*WRITTEN PROBLEM*:
Scan the listing below and copy every line holding "finanzieller".

Dataset items:

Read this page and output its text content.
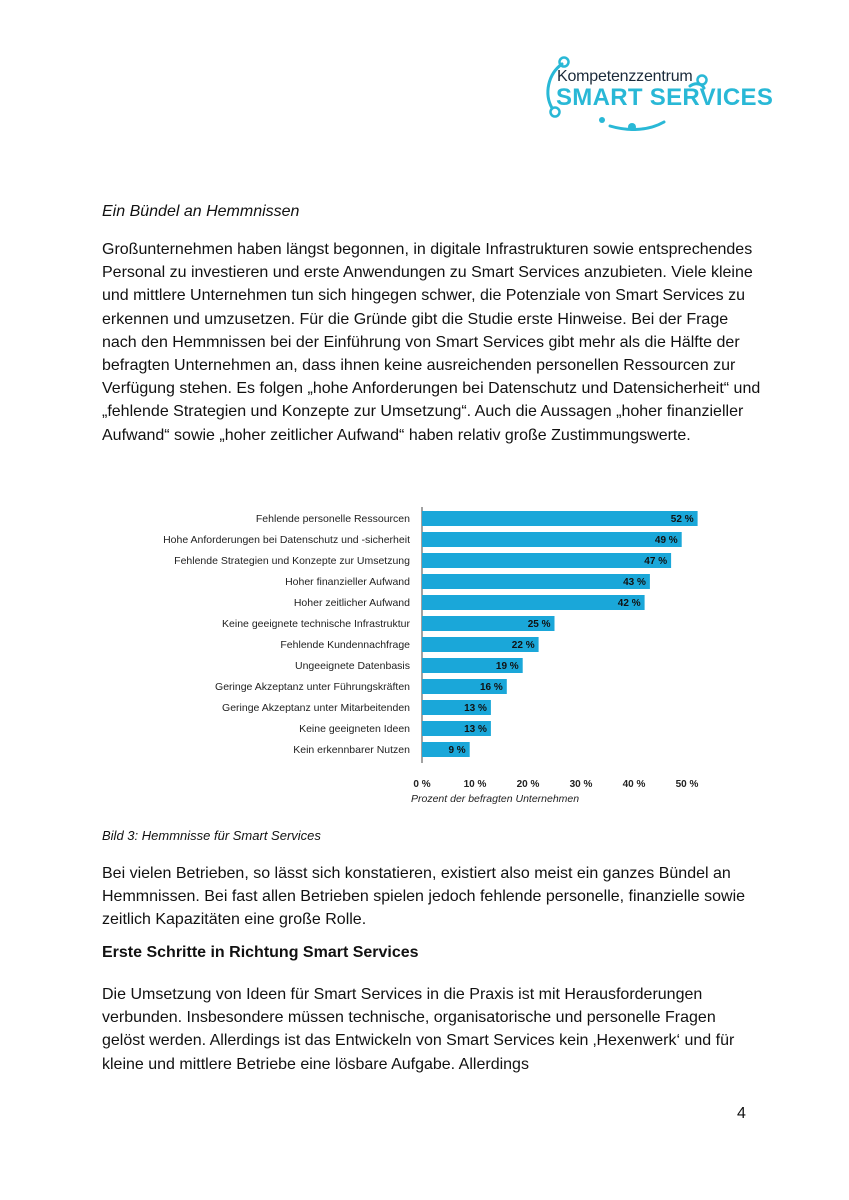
Kompetenzzentrum
SMART SERVICES
Ein Bündel an Hemmnissen

Großunternehmen haben längst begonnen, in digitale Infrastrukturen sowie entsprechendes Personal zu investieren und erste Anwendungen zu Smart Services anzubieten. Viele kleine und mittlere Unternehmen tun sich hingegen schwer, die Potenziale von Smart Services zu erkennen und umzusetzen. Für die Gründe gibt die Studie erste Hinweise. Bei der Frage nach den Hemmnissen bei der Einführung von Smart Services gibt mehr als die Hälfte der befragten Unternehmen an, dass ihnen keine ausreichenden personellen Ressourcen zur Verfügung stehen. Es folgen „hohe Anforderungen bei Datenschutz und Datensicherheit“ und „fehlende Strategien und Konzepte zur Umsetzung“. Auch die Aussagen „hoher finanzieller Aufwand“ sowie „hoher zeitlicher Aufwand“ haben relativ große Zustimmungswerte.

52 %
Fehlende personelle Ressourcen
49 %
Hohe Anforderungen bei Datenschutz und -sicherheit
47 %
Fehlende Strategien und Konzepte zur Umsetzung
43 %
Hoher finanzieller Aufwand
42 %
Hoher zeitlicher Aufwand
25 %
Keine geeignete technische Infrastruktur
22 %
Fehlende Kundennachfrage
19 %
Ungeeignete Datenbasis
16 %
Geringe Akzeptanz unter Führungskräften
13 %
Geringe Akzeptanz unter Mitarbeitenden
13 %
Keine geeigneten Ideen
9 %
Kein erkennbarer Nutzen
0 %	10 %	20 %	30 %	40 %	50 %
Prozent der befragten Unternehmen
Bild 3: Hemmnisse für Smart Services

Bei vielen Betrieben, so lässt sich konstatieren, existiert also meist ein ganzes Bündel an Hemmnissen. Bei fast allen Betrieben spielen jedoch fehlende personelle, finanzielle sowie zeitlich Kapazitäten eine große Rolle.

Erste Schritte in Richtung Smart Services

Die Umsetzung von Ideen für Smart Services in die Praxis ist mit Herausforderungen verbunden. Insbesondere müssen technische, organisatorische und personelle Fragen gelöst werden. Allerdings ist das Entwickeln von Smart Services kein ‚Hexenwerk‘ und für kleine und mittlere Betriebe eine lösbare Aufgabe. Allerdings

4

*EXERCISE RESULT*:
Großunternehmen haben längst begonnen, in digitale Infrastrukturen sowie entsprechendes Personal zu investieren und erste Anwendungen zu Smart Services anzubieten. Viele kleine und mittlere Unternehmen tun sich hingegen schwer, die Potenziale von Smart Services zu erkennen und umzusetzen. Für die Gründe gibt die Studie erste Hinweise. Bei der Frage nach den Hemmnissen bei der Einführung von Smart Services gibt mehr als die Hälfte der befragten Unternehmen an, dass ihnen keine ausreichenden personellen Ressourcen zur Verfügung stehen. Es folgen „hohe Anforderungen bei Datenschutz und Datensicherheit“ und „fehlende Strategien und Konzepte zur Umsetzung“. Auch die Aussagen „hoher finanzieller Aufwand“ sowie „hoher zeitlicher Aufwand“ haben relativ große Zustimmungswerte.
Hoher finanzieller Aufwand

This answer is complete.